What is asked ->
The listing below should be printed exactly, every line of it. Skip the pictures.
====== Data excerpts
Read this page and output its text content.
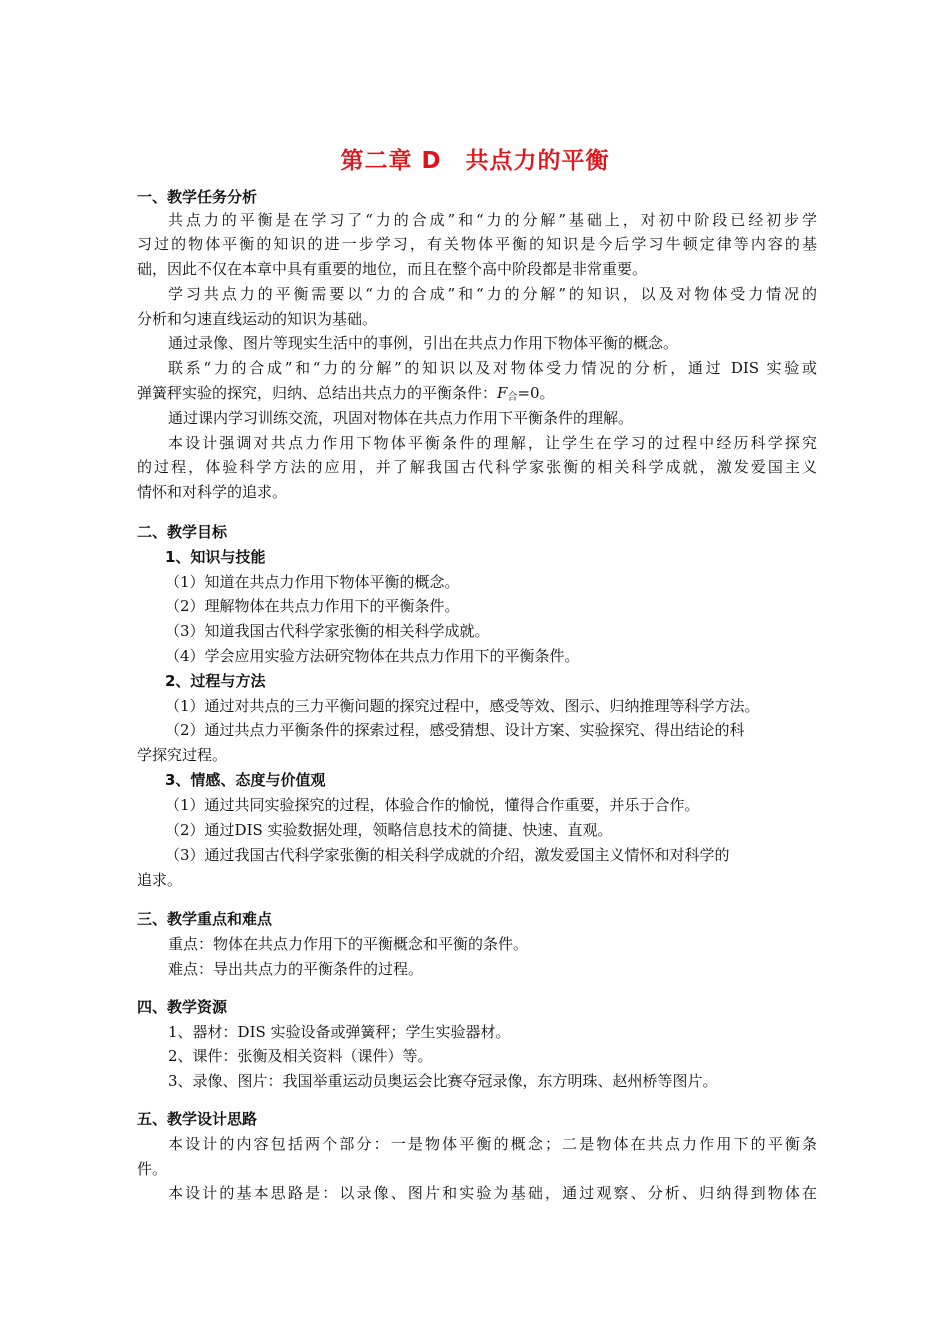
第二章 D　共点力的平衡
一、教学任务分析
共点力的平衡是在学习了“力的合成”和“力的分解”基础上，对初中阶段已经初步学
习过的物体平衡的知识的进一步学习，有关物体平衡的知识是今后学习牛顿定律等内容的基
础，因此不仅在本章中具有重要的地位，而且在整个高中阶段都是非常重要。
学习共点力的平衡需要以“力的合成”和“力的分解”的知识，以及对物体受力情况的
分析和匀速直线运动的知识为基础。
通过录像、图片等现实生活中的事例，引出在共点力作用下物体平衡的概念。
联系“力的合成”和“力的分解”的知识以及对物体受力情况的分析，通过 DIS 实验或
弹簧秤实验的探究，归纳、总结出共点力的平衡条件：F合=0。
通过课内学习训练交流，巩固对物体在共点力作用下平衡条件的理解。
本设计强调对共点力作用下物体平衡条件的理解，让学生在学习的过程中经历科学探究
的过程，体验科学方法的应用，并了解我国古代科学家张衡的相关科学成就，激发爱国主义
情怀和对科学的追求。
二、教学目标
1、知识与技能
（1）知道在共点力作用下物体平衡的概念。
（2）理解物体在共点力作用下的平衡条件。
（3）知道我国古代科学家张衡的相关科学成就。
（4）学会应用实验方法研究物体在共点力作用下的平衡条件。
2、过程与方法
（1）通过对共点的三力平衡问题的探究过程中，感受等效、图示、归纳推理等科学方法。
（2）通过共点力平衡条件的探索过程，感受猜想、设计方案、实验探究、得出结论的科
学探究过程。
3、情感、态度与价值观
（1）通过共同实验探究的过程，体验合作的愉悦，懂得合作重要，并乐于合作。
（2）通过DIS 实验数据处理，领略信息技术的简捷、快速、直观。
（3）通过我国古代科学家张衡的相关科学成就的介绍，激发爱国主义情怀和对科学的
追求。
三、教学重点和难点
重点：物体在共点力作用下的平衡概念和平衡的条件。
难点：导出共点力的平衡条件的过程。
四、教学资源
1、器材：DIS 实验设备或弹簧秤；学生实验器材。
2、课件：张衡及相关资料（课件）等。
3、录像、图片：我国举重运动员奥运会比赛夺冠录像，东方明珠、赵州桥等图片。
五、教学设计思路
本设计的内容包括两个部分：一是物体平衡的概念；二是物体在共点力作用下的平衡条
件。
本设计的基本思路是：以录像、图片和实验为基础，通过观察、分析、归纳得到物体在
============
Result of the exercise ->
Read this page and output its text content.
第二章 D　共点力的平衡
一、教学任务分析
共点力的平衡是在学习了“力的合成”和“力的分解”基础上，对初中阶段已经初步学
习过的物体平衡的知识的进一步学习，有关物体平衡的知识是今后学习牛顿定律等内容的基
础，因此不仅在本章中具有重要的地位，而且在整个高中阶段都是非常重要。
学习共点力的平衡需要以“力的合成”和“力的分解”的知识，以及对物体受力情况的
分析和匀速直线运动的知识为基础。
通过录像、图片等现实生活中的事例，引出在共点力作用下物体平衡的概念。
联系“力的合成”和“力的分解”的知识以及对物体受力情况的分析，通过 DIS 实验或
弹簧秤实验的探究，归纳、总结出共点力的平衡条件：F合=0。
通过课内学习训练交流，巩固对物体在共点力作用下平衡条件的理解。
本设计强调对共点力作用下物体平衡条件的理解，让学生在学习的过程中经历科学探究
的过程，体验科学方法的应用，并了解我国古代科学家张衡的相关科学成就，激发爱国主义
情怀和对科学的追求。
二、教学目标
1、知识与技能
（1）知道在共点力作用下物体平衡的概念。
（2）理解物体在共点力作用下的平衡条件。
（3）知道我国古代科学家张衡的相关科学成就。
（4）学会应用实验方法研究物体在共点力作用下的平衡条件。
2、过程与方法
（1）通过对共点的三力平衡问题的探究过程中，感受等效、图示、归纳推理等科学方法。
（2）通过共点力平衡条件的探索过程，感受猜想、设计方案、实验探究、得出结论的科
学探究过程。
3、情感、态度与价值观
（1）通过共同实验探究的过程，体验合作的愉悦，懂得合作重要，并乐于合作。
（2）通过DIS 实验数据处理，领略信息技术的简捷、快速、直观。
（3）通过我国古代科学家张衡的相关科学成就的介绍，激发爱国主义情怀和对科学的
追求。
三、教学重点和难点
重点：物体在共点力作用下的平衡概念和平衡的条件。
难点：导出共点力的平衡条件的过程。
四、教学资源
1、器材：DIS 实验设备或弹簧秤；学生实验器材。
2、课件：张衡及相关资料（课件）等。
3、录像、图片：我国举重运动员奥运会比赛夺冠录像，东方明珠、赵州桥等图片。
五、教学设计思路
本设计的内容包括两个部分：一是物体平衡的概念；二是物体在共点力作用下的平衡条
件。
本设计的基本思路是：以录像、图片和实验为基础，通过观察、分析、归纳得到物体在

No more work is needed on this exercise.